- **What you have to do**:
Pull out every line of the listing below where "Output" appears.

## START

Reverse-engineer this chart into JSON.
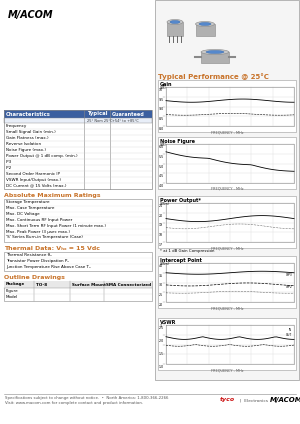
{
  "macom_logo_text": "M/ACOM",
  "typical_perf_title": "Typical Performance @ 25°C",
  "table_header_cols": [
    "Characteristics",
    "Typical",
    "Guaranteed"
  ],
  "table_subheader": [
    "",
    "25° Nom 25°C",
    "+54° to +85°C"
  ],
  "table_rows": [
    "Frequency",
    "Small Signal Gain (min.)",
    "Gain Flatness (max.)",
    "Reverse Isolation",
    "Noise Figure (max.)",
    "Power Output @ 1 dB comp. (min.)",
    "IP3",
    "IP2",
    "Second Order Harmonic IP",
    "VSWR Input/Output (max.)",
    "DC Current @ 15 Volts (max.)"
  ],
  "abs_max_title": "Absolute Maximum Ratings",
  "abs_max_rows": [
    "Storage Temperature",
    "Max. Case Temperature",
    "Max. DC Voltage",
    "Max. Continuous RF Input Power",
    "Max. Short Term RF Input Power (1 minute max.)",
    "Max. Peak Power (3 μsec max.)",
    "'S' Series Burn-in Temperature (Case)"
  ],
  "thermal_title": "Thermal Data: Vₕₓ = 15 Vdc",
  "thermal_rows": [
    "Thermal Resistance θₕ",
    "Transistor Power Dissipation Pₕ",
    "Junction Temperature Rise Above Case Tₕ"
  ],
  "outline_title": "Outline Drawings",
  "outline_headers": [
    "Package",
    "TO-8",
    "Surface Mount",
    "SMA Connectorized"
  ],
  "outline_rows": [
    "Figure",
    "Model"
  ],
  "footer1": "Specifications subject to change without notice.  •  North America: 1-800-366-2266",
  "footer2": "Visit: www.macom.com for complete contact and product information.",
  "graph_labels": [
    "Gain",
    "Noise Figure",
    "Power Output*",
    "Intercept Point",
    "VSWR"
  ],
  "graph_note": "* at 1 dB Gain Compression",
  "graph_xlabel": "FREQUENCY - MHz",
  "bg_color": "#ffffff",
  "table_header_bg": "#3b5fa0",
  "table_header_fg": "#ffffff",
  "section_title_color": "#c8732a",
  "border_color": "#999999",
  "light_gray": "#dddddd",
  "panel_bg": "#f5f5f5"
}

## END

- **Answer to this problem**:
    "Power Output @ 1 dB comp. (min.)",
    "VSWR Input/Output (max.)",
    "Power Output*",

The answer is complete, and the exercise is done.